-- START OF Material --
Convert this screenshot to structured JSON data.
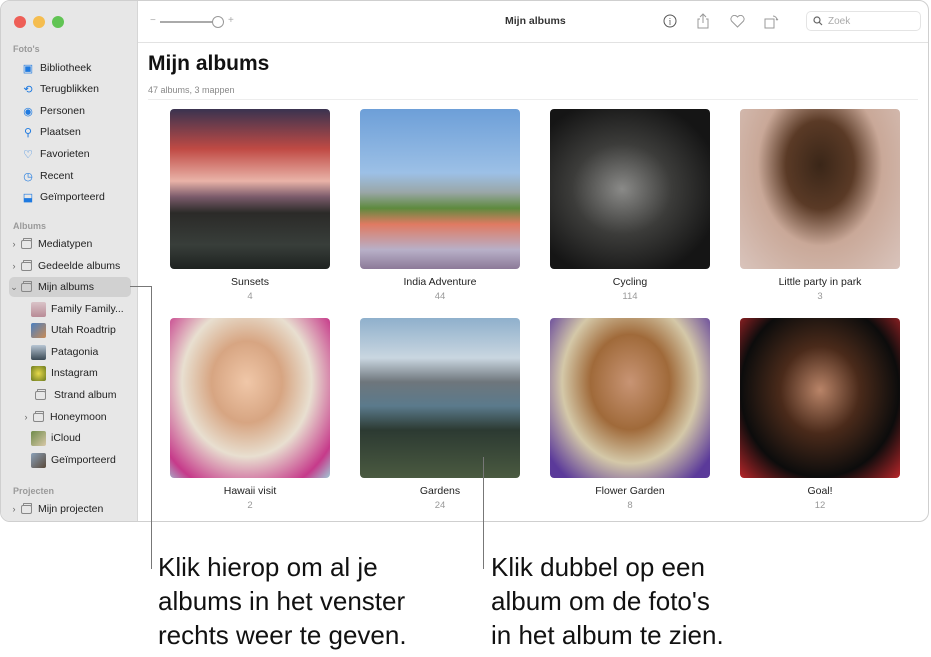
{
  "sidebar": {
    "sections": {
      "photos": "Foto's",
      "albums": "Albums",
      "projects": "Projecten"
    },
    "photos_items": [
      {
        "label": "Bibliotheek",
        "icon": "library-icon"
      },
      {
        "label": "Terugblikken",
        "icon": "memories-icon"
      },
      {
        "label": "Personen",
        "icon": "people-icon"
      },
      {
        "label": "Plaatsen",
        "icon": "places-icon"
      },
      {
        "label": "Favorieten",
        "icon": "heart-icon"
      },
      {
        "label": "Recent",
        "icon": "clock-icon"
      },
      {
        "label": "Geïmporteerd",
        "icon": "import-icon"
      }
    ],
    "album_items": [
      {
        "label": "Mediatypen"
      },
      {
        "label": "Gedeelde albums"
      },
      {
        "label": "Mijn albums"
      }
    ],
    "my_albums": [
      {
        "label": "Family Family..."
      },
      {
        "label": "Utah Roadtrip"
      },
      {
        "label": "Patagonia"
      },
      {
        "label": "Instagram"
      },
      {
        "label": "Strand album"
      },
      {
        "label": "Honeymoon"
      },
      {
        "label": "iCloud"
      },
      {
        "label": "Geïmporteerd"
      }
    ],
    "project_items": [
      {
        "label": "Mijn projecten"
      }
    ]
  },
  "toolbar": {
    "title": "Mijn albums",
    "zoom_minus": "−",
    "zoom_plus": "+",
    "zoom_level": 0.9,
    "search_placeholder": "Zoek"
  },
  "main": {
    "title": "Mijn albums",
    "subtitle": "47 albums, 3 mappen",
    "albums": [
      {
        "name": "Sunsets",
        "count": "4"
      },
      {
        "name": "India Adventure",
        "count": "44"
      },
      {
        "name": "Cycling",
        "count": "114"
      },
      {
        "name": "Little party in park",
        "count": "3"
      },
      {
        "name": "Hawaii visit",
        "count": "2"
      },
      {
        "name": "Gardens",
        "count": "24"
      },
      {
        "name": "Flower Garden",
        "count": "8"
      },
      {
        "name": "Goal!",
        "count": "12"
      }
    ]
  },
  "callouts": {
    "left": [
      "Klik hierop om al je",
      "albums in het venster",
      "rechts weer te geven."
    ],
    "right": [
      "Klik dubbel op een",
      "album om de foto's",
      "in het album te zien."
    ]
  },
  "colors": {
    "accent": "#1f7ae0",
    "sidebar_bg": "#e7e7e7",
    "close": "#ee5f57",
    "minimize": "#f5bd4f",
    "zoom": "#61c454"
  }
}
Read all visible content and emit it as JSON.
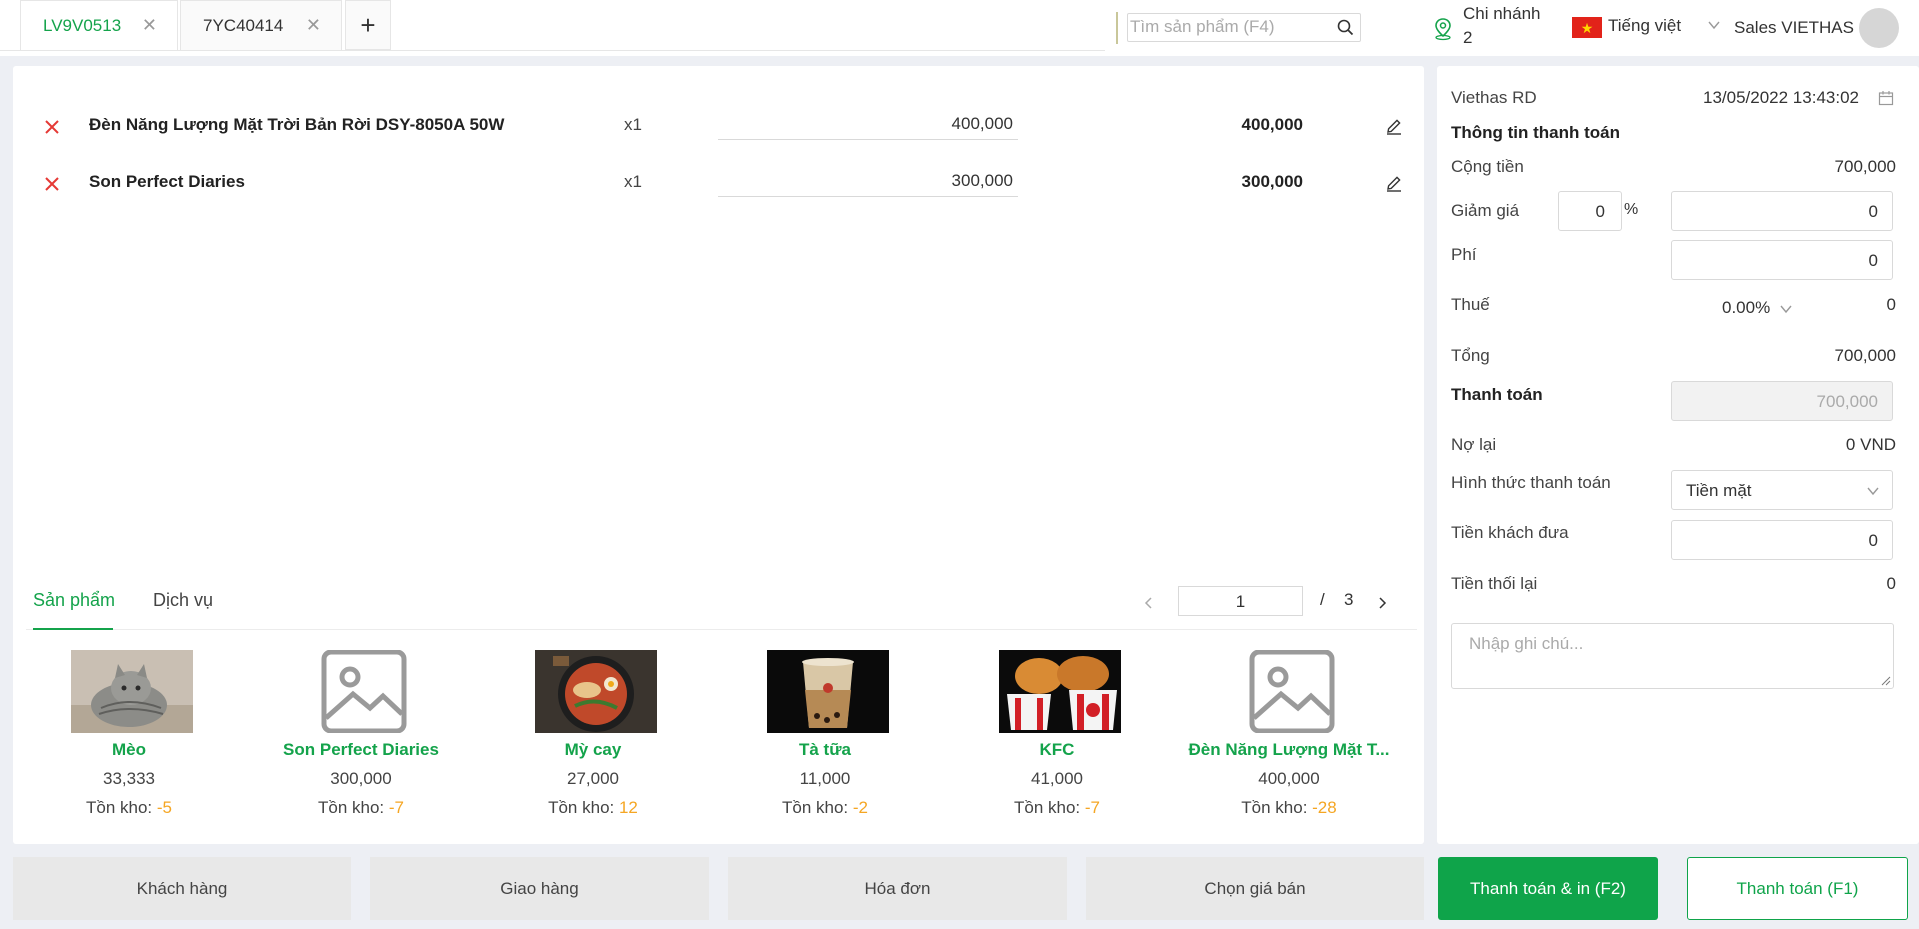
{
  "tabs": [
    {
      "label": "LV9V0513",
      "active": true
    },
    {
      "label": "7YC40414",
      "active": false
    }
  ],
  "tab_add_label": "+",
  "search": {
    "placeholder": "Tìm sản phẩm (F4)"
  },
  "branch": {
    "line1": "Chi nhánh",
    "line2": "2"
  },
  "language": "Tiếng việt",
  "user": "Sales VIETHAS",
  "cart": [
    {
      "name": "Đèn Năng Lượng Mặt Trời Bản Rời DSY-8050A 50W",
      "qty": "x1",
      "price": "400,000",
      "total": "400,000"
    },
    {
      "name": "Son Perfect Diaries",
      "qty": "x1",
      "price": "300,000",
      "total": "300,000"
    }
  ],
  "product_tabs": {
    "products": "Sản phẩm",
    "services": "Dịch vụ"
  },
  "pagination": {
    "current": "1",
    "separator": "/",
    "total": "3"
  },
  "products": [
    {
      "name": "Mèo",
      "price": "33,333",
      "stock_label": "Tồn kho: ",
      "stock": "-5",
      "image": "cat-photo"
    },
    {
      "name": "Son Perfect Diaries",
      "price": "300,000",
      "stock_label": "Tồn kho: ",
      "stock": "-7",
      "image": "image-placeholder-icon"
    },
    {
      "name": "Mỳ cay",
      "price": "27,000",
      "stock_label": "Tồn kho: ",
      "stock": "12",
      "image": "noodle-photo"
    },
    {
      "name": "Tà tữa",
      "price": "11,000",
      "stock_label": "Tồn kho: ",
      "stock": "-2",
      "image": "milk-tea-photo"
    },
    {
      "name": "KFC",
      "price": "41,000",
      "stock_label": "Tồn kho: ",
      "stock": "-7",
      "image": "kfc-photo"
    },
    {
      "name": "Đèn Năng Lượng Mặt T...",
      "price": "400,000",
      "stock_label": "Tồn kho: ",
      "stock": "-28",
      "image": "image-placeholder-icon"
    }
  ],
  "payment": {
    "store": "Viethas RD",
    "datetime": "13/05/2022 13:43:02",
    "section_title": "Thông tin thanh toán",
    "subtotal_label": "Cộng tiền",
    "subtotal": "700,000",
    "discount_label": "Giảm giá",
    "discount_percent": "0",
    "percent_sign": "%",
    "discount_amount": "0",
    "fee_label": "Phí",
    "fee": "0",
    "tax_label": "Thuế",
    "tax_rate": "0.00%",
    "tax": "0",
    "total_label": "Tổng",
    "total": "700,000",
    "pay_label": "Thanh toán",
    "pay_amount": "700,000",
    "debt_label": "Nợ lại",
    "debt": "0 VND",
    "method_label": "Hình thức thanh toán",
    "method": "Tiền mặt",
    "given_label": "Tiền khách đưa",
    "given": "0",
    "change_label": "Tiền thối lại",
    "change": "0",
    "note_placeholder": "Nhập ghi chú..."
  },
  "buttons": {
    "customer": "Khách hàng",
    "delivery": "Giao hàng",
    "invoice": "Hóa đơn",
    "price_select": "Chọn giá bán",
    "pay_print": "Thanh toán & in (F2)",
    "pay": "Thanh toán (F1)"
  },
  "colors": {
    "accent": "#14a34b",
    "stock": "#f5a623",
    "delete": "#e53935"
  }
}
-- END OF Material --
What the exercise asks
Identify every line where the string "Lượng" appears.

Solution to this problem
      "name": "Đèn Năng Lượng Mặt Trời Bản Rời DSY-8050A 50W",
      "name": "Đèn Năng Lượng Mặt T...",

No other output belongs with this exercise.